(Entries with figure data)
Begin
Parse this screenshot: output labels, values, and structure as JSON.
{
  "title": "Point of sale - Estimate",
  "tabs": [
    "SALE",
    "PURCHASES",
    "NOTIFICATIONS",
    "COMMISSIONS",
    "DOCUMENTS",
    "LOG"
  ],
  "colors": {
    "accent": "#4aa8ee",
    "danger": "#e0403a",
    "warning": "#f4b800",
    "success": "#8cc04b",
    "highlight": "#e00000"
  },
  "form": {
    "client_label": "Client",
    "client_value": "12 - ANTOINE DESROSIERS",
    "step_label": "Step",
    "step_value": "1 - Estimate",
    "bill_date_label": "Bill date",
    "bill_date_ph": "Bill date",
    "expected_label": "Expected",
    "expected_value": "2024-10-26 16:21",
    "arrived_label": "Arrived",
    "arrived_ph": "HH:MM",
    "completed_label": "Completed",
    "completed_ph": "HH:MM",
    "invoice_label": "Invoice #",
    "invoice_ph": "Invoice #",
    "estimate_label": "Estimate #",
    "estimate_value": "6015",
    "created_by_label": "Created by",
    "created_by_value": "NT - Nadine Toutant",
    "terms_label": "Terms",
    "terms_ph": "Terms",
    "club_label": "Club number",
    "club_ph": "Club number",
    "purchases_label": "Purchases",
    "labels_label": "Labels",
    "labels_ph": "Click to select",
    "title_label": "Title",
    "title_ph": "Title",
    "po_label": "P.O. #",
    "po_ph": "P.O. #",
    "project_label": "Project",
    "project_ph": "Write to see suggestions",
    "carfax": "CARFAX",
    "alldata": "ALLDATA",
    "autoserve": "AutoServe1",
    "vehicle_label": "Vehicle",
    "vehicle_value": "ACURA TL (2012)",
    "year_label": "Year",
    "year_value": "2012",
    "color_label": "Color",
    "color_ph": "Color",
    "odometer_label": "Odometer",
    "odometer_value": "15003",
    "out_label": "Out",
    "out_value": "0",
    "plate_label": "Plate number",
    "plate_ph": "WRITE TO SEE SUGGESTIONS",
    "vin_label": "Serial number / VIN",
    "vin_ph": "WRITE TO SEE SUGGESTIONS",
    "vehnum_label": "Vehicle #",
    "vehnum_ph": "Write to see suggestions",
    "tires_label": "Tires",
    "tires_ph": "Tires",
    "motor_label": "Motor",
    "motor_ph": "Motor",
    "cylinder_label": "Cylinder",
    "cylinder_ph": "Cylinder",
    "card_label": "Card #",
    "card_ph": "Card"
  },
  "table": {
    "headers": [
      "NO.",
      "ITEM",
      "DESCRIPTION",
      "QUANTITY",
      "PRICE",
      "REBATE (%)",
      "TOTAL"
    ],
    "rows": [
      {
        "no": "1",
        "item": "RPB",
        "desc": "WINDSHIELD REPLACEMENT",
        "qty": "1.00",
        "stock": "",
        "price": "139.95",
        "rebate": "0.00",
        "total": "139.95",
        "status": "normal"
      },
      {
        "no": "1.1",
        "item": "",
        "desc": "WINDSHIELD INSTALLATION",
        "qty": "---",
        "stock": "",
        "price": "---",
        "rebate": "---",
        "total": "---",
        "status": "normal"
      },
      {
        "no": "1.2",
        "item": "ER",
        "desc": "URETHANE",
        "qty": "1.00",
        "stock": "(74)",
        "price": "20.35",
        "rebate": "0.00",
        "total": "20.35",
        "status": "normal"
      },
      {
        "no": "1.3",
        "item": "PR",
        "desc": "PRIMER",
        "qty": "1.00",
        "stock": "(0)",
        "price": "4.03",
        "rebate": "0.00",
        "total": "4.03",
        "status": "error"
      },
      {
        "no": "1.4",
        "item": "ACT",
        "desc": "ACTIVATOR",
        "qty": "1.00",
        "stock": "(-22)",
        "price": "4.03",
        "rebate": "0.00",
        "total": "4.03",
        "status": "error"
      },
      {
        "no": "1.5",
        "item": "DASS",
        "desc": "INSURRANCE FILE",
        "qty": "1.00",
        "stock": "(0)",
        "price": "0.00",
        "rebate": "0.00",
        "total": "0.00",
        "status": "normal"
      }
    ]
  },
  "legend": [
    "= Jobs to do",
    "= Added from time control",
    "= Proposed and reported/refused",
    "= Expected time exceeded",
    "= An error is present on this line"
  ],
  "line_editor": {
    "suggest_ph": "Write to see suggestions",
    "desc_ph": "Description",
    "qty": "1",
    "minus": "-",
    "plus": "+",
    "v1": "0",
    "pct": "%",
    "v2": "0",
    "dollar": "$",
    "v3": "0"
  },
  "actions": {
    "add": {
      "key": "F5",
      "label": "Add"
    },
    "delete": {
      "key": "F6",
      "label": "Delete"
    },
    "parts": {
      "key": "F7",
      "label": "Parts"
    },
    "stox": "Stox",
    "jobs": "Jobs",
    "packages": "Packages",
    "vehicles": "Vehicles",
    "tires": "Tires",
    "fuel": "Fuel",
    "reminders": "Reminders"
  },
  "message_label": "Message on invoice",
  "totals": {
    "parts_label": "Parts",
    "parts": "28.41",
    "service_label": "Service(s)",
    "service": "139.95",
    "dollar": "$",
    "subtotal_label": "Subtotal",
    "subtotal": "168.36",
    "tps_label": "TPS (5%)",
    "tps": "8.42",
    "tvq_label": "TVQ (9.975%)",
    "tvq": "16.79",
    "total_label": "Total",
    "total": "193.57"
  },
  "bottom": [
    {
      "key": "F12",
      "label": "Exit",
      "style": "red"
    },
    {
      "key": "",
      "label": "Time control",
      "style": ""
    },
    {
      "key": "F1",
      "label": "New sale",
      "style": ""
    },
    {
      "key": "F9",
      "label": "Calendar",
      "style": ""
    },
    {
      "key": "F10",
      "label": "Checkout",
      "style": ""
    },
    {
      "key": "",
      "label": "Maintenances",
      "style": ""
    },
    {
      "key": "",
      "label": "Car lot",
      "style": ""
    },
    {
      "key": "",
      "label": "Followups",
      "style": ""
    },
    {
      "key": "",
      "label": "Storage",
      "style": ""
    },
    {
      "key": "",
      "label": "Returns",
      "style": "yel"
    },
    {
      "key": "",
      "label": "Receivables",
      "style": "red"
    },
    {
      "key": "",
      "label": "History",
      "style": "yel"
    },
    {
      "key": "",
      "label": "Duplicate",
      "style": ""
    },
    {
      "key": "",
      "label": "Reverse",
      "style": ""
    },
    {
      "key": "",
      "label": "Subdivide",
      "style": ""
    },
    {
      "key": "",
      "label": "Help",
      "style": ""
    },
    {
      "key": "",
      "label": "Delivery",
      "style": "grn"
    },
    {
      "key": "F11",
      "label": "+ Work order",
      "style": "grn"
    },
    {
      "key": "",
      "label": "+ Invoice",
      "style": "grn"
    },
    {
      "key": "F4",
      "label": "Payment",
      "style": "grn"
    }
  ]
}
End
Transcribe the full listing above without leaving anything out.

• EXERCISE ANSWER:
Parse this screenshot: output labels, values, and structure as JSON.
{
  "title": "Point of sale - Estimate",
  "tabs": [
    "SALE",
    "PURCHASES",
    "NOTIFICATIONS",
    "COMMISSIONS",
    "DOCUMENTS",
    "LOG"
  ],
  "colors": {
    "accent": "#4aa8ee",
    "danger": "#e0403a",
    "warning": "#f4b800",
    "success": "#8cc04b",
    "highlight": "#e00000"
  },
  "form": {
    "client_label": "Client",
    "client_value": "12 - ANTOINE DESROSIERS",
    "step_label": "Step",
    "step_value": "1 - Estimate",
    "bill_date_label": "Bill date",
    "bill_date_ph": "Bill date",
    "expected_label": "Expected",
    "expected_value": "2024-10-26 16:21",
    "arrived_label": "Arrived",
    "arrived_ph": "HH:MM",
    "completed_label": "Completed",
    "completed_ph": "HH:MM",
    "invoice_label": "Invoice #",
    "invoice_ph": "Invoice #",
    "estimate_label": "Estimate #",
    "estimate_value": "6015",
    "created_by_label": "Created by",
    "created_by_value": "NT - Nadine Toutant",
    "terms_label": "Terms",
    "terms_ph": "Terms",
    "club_label": "Club number",
    "club_ph": "Club number",
    "purchases_label": "Purchases",
    "labels_label": "Labels",
    "labels_ph": "Click to select",
    "title_label": "Title",
    "title_ph": "Title",
    "po_label": "P.O. #",
    "po_ph": "P.O. #",
    "project_label": "Project",
    "project_ph": "Write to see suggestions",
    "carfax": "CARFAX",
    "alldata": "ALLDATA",
    "autoserve": "AutoServe1",
    "vehicle_label": "Vehicle",
    "vehicle_value": "ACURA TL (2012)",
    "year_label": "Year",
    "year_value": "2012",
    "color_label": "Color",
    "color_ph": "Color",
    "odometer_label": "Odometer",
    "odometer_value": "15003",
    "out_label": "Out",
    "out_value": "0",
    "plate_label": "Plate number",
    "plate_ph": "WRITE TO SEE SUGGESTIONS",
    "vin_label": "Serial number / VIN",
    "vin_ph": "WRITE TO SEE SUGGESTIONS",
    "vehnum_label": "Vehicle #",
    "vehnum_ph": "Write to see suggestions",
    "tires_label": "Tires",
    "tires_ph": "Tires",
    "motor_label": "Motor",
    "motor_ph": "Motor",
    "cylinder_label": "Cylinder",
    "cylinder_ph": "Cylinder",
    "card_label": "Card #",
    "card_ph": "Card"
  },
  "table": {
    "headers": [
      "NO.",
      "ITEM",
      "DESCRIPTION",
      "QUANTITY",
      "PRICE",
      "REBATE (%)",
      "TOTAL"
    ],
    "rows": [
      {
        "no": "1",
        "item": "RPB",
        "desc": "WINDSHIELD REPLACEMENT",
        "qty": "1.00",
        "stock": "",
        "price": "139.95",
        "rebate": "0.00",
        "total": "139.95",
        "status": "normal"
      },
      {
        "no": "1.1",
        "item": "",
        "desc": "WINDSHIELD INSTALLATION",
        "qty": "---",
        "stock": "",
        "price": "---",
        "rebate": "---",
        "total": "---",
        "status": "normal"
      },
      {
        "no": "1.2",
        "item": "ER",
        "desc": "URETHANE",
        "qty": "1.00",
        "stock": "(74)",
        "price": "20.35",
        "rebate": "0.00",
        "total": "20.35",
        "status": "normal"
      },
      {
        "no": "1.3",
        "item": "PR",
        "desc": "PRIMER",
        "qty": "1.00",
        "stock": "(0)",
        "price": "4.03",
        "rebate": "0.00",
        "total": "4.03",
        "status": "error"
      },
      {
        "no": "1.4",
        "item": "ACT",
        "desc": "ACTIVATOR",
        "qty": "1.00",
        "stock": "(-22)",
        "price": "4.03",
        "rebate": "0.00",
        "total": "4.03",
        "status": "error"
      },
      {
        "no": "1.5",
        "item": "DASS",
        "desc": "INSURRANCE FILE",
        "qty": "1.00",
        "stock": "(0)",
        "price": "0.00",
        "rebate": "0.00",
        "total": "0.00",
        "status": "normal"
      }
    ]
  },
  "legend": [
    "= Jobs to do",
    "= Added from time control",
    "= Proposed and reported/refused",
    "= Expected time exceeded",
    "= An error is present on this line"
  ],
  "line_editor": {
    "suggest_ph": "Write to see suggestions",
    "desc_ph": "Description",
    "qty": "1",
    "minus": "-",
    "plus": "+",
    "v1": "0",
    "pct": "%",
    "v2": "0",
    "dollar": "$",
    "v3": "0"
  },
  "actions": {
    "add": {
      "key": "F5",
      "label": "Add"
    },
    "delete": {
      "key": "F6",
      "label": "Delete"
    },
    "parts": {
      "key": "F7",
      "label": "Parts"
    },
    "stox": "Stox",
    "jobs": "Jobs",
    "packages": "Packages",
    "vehicles": "Vehicles",
    "tires": "Tires",
    "fuel": "Fuel",
    "reminders": "Reminders"
  },
  "message_label": "Message on invoice",
  "totals": {
    "parts_label": "Parts",
    "parts": "28.41",
    "service_label": "Service(s)",
    "service": "139.95",
    "dollar": "$",
    "subtotal_label": "Subtotal",
    "subtotal": "168.36",
    "tps_label": "TPS (5%)",
    "tps": "8.42",
    "tvq_label": "TVQ (9.975%)",
    "tvq": "16.79",
    "total_label": "Total",
    "total": "193.57"
  },
  "bottom": [
    {
      "key": "F12",
      "label": "Exit",
      "style": "red"
    },
    {
      "key": "",
      "label": "Time control",
      "style": ""
    },
    {
      "key": "F1",
      "label": "New sale",
      "style": ""
    },
    {
      "key": "F9",
      "label": "Calendar",
      "style": ""
    },
    {
      "key": "F10",
      "label": "Checkout",
      "style": ""
    },
    {
      "key": "",
      "label": "Maintenances",
      "style": ""
    },
    {
      "key": "",
      "label": "Car lot",
      "style": ""
    },
    {
      "key": "",
      "label": "Followups",
      "style": ""
    },
    {
      "key": "",
      "label": "Storage",
      "style": ""
    },
    {
      "key": "",
      "label": "Returns",
      "style": "yel"
    },
    {
      "key": "",
      "label": "Receivables",
      "style": "red"
    },
    {
      "key": "",
      "label": "History",
      "style": "yel"
    },
    {
      "key": "",
      "label": "Duplicate",
      "style": ""
    },
    {
      "key": "",
      "label": "Reverse",
      "style": ""
    },
    {
      "key": "",
      "label": "Subdivide",
      "style": ""
    },
    {
      "key": "",
      "label": "Help",
      "style": ""
    },
    {
      "key": "",
      "label": "Delivery",
      "style": "grn"
    },
    {
      "key": "F11",
      "label": "+ Work order",
      "style": "grn"
    },
    {
      "key": "",
      "label": "+ Invoice",
      "style": "grn"
    },
    {
      "key": "F4",
      "label": "Payment",
      "style": "grn"
    }
  ]
}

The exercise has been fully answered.